Figure contents as structured data:
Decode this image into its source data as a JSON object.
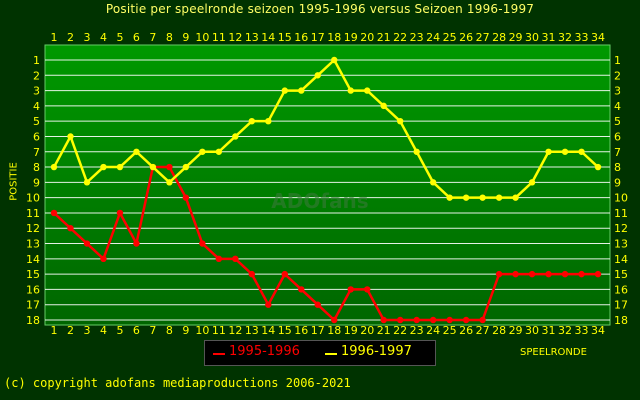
{
  "title": "Positie per speelronde seizoen 1995-1996 versus Seizoen 1996-1997",
  "copyright": "(c) copyright adofans mediaproductions 2006-2021",
  "watermark": "ADOfans",
  "colors": {
    "background": "#003300",
    "plot_fill_top": "#009900",
    "plot_fill_bottom": "#006600",
    "grid": "#ffffff",
    "axis_text": "#ffff00",
    "title": "#ffff66"
  },
  "chart_data": {
    "type": "line",
    "title": "Positie per speelronde seizoen 1995-1996 versus Seizoen 1996-1997",
    "xlabel": "SPEELRONDE",
    "ylabel": "POSITIE",
    "x": [
      1,
      2,
      3,
      4,
      5,
      6,
      7,
      8,
      9,
      10,
      11,
      12,
      13,
      14,
      15,
      16,
      17,
      18,
      19,
      20,
      21,
      22,
      23,
      24,
      25,
      26,
      27,
      28,
      29,
      30,
      31,
      32,
      33,
      34
    ],
    "xlim": [
      1,
      34
    ],
    "ylim": [
      18,
      1
    ],
    "y_inverted": true,
    "y_ticks": [
      1,
      2,
      3,
      4,
      5,
      6,
      7,
      8,
      9,
      10,
      11,
      12,
      13,
      14,
      15,
      16,
      17,
      18
    ],
    "grid": true,
    "legend_position": "bottom-center",
    "series": [
      {
        "name": "1995-1996",
        "color": "#ff0000",
        "values": [
          11,
          12,
          13,
          14,
          11,
          13,
          8,
          8,
          10,
          13,
          14,
          14,
          15,
          17,
          15,
          16,
          17,
          18,
          16,
          16,
          18,
          18,
          18,
          18,
          18,
          18,
          18,
          15,
          15,
          15,
          15,
          15,
          15,
          15
        ]
      },
      {
        "name": "1996-1997",
        "color": "#ffff00",
        "values": [
          8,
          6,
          9,
          8,
          8,
          7,
          8,
          9,
          8,
          7,
          7,
          6,
          5,
          5,
          3,
          3,
          2,
          1,
          3,
          3,
          4,
          5,
          7,
          9,
          10,
          10,
          10,
          10,
          10,
          9,
          7,
          7,
          7,
          8
        ]
      }
    ]
  }
}
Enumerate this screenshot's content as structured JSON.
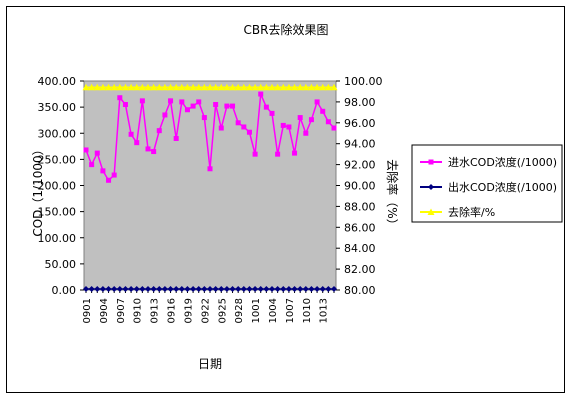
{
  "chart_data": {
    "type": "line",
    "title": "CBR去除效果图",
    "xlabel": "日期",
    "ylabel": "COD（1/1000）",
    "y2label": "去除率（%）",
    "ylim": [
      0,
      400
    ],
    "y2lim": [
      80,
      100
    ],
    "yticks": [
      "0.00",
      "50.00",
      "100.00",
      "150.00",
      "200.00",
      "250.00",
      "300.00",
      "350.00",
      "400.00"
    ],
    "y2ticks": [
      "80.00",
      "82.00",
      "84.00",
      "86.00",
      "88.00",
      "90.00",
      "92.00",
      "94.00",
      "96.00",
      "98.00",
      "100.00"
    ],
    "xtick_labels": [
      "0901",
      "0904",
      "0907",
      "0910",
      "0913",
      "0916",
      "0919",
      "0922",
      "0925",
      "0928",
      "1001",
      "1004",
      "1007",
      "1010",
      "1013"
    ],
    "x": [
      "0901",
      "0902",
      "0903",
      "0904",
      "0905",
      "0906",
      "0907",
      "0908",
      "0909",
      "0910",
      "0911",
      "0912",
      "0913",
      "0914",
      "0915",
      "0916",
      "0917",
      "0918",
      "0919",
      "0920",
      "0921",
      "0922",
      "0923",
      "0924",
      "0925",
      "0926",
      "0927",
      "0928",
      "0929",
      "0930",
      "1001",
      "1002",
      "1003",
      "1004",
      "1005",
      "1006",
      "1007",
      "1008",
      "1009",
      "1010",
      "1011",
      "1012",
      "1013",
      "1014",
      "1015"
    ],
    "legend_position": "right",
    "background": "#c0c0c0",
    "series": [
      {
        "name": "进水COD浓度(/1000)",
        "axis": "left",
        "color": "#ff00ff",
        "marker": "square",
        "values": [
          268,
          240,
          262,
          228,
          210,
          220,
          368,
          355,
          298,
          282,
          362,
          270,
          265,
          305,
          335,
          362,
          290,
          360,
          345,
          352,
          360,
          330,
          232,
          355,
          310,
          352,
          352,
          320,
          312,
          302,
          260,
          375,
          350,
          338,
          260,
          315,
          312,
          262,
          330,
          300,
          326,
          360,
          342,
          322,
          310
        ]
      },
      {
        "name": "出水COD浓度(/1000)",
        "axis": "left",
        "color": "#000080",
        "marker": "diamond",
        "values": [
          2,
          2,
          2,
          2,
          2,
          2,
          2,
          2,
          2,
          2,
          2,
          2,
          2,
          2,
          2,
          2,
          2,
          2,
          2,
          2,
          2,
          2,
          2,
          2,
          2,
          2,
          2,
          2,
          2,
          2,
          2,
          2,
          2,
          2,
          2,
          2,
          2,
          2,
          2,
          2,
          2,
          2,
          2,
          2,
          2
        ]
      },
      {
        "name": "去除率/%",
        "axis": "right",
        "color": "#ffff00",
        "marker": "triangle",
        "values": [
          99.4,
          99.4,
          99.4,
          99.4,
          99.4,
          99.4,
          99.4,
          99.4,
          99.4,
          99.4,
          99.4,
          99.4,
          99.4,
          99.4,
          99.4,
          99.4,
          99.4,
          99.4,
          99.4,
          99.4,
          99.4,
          99.4,
          99.4,
          99.4,
          99.4,
          99.4,
          99.4,
          99.4,
          99.4,
          99.4,
          99.4,
          99.4,
          99.4,
          99.4,
          99.4,
          99.4,
          99.4,
          99.4,
          99.4,
          99.4,
          99.4,
          99.4,
          99.4,
          99.4,
          99.4
        ]
      }
    ]
  }
}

EXERCISE TASK:
How many of the lines in the listing above hold the word "Seizoen"? Report only that figure.

ANSWER BELOW:
2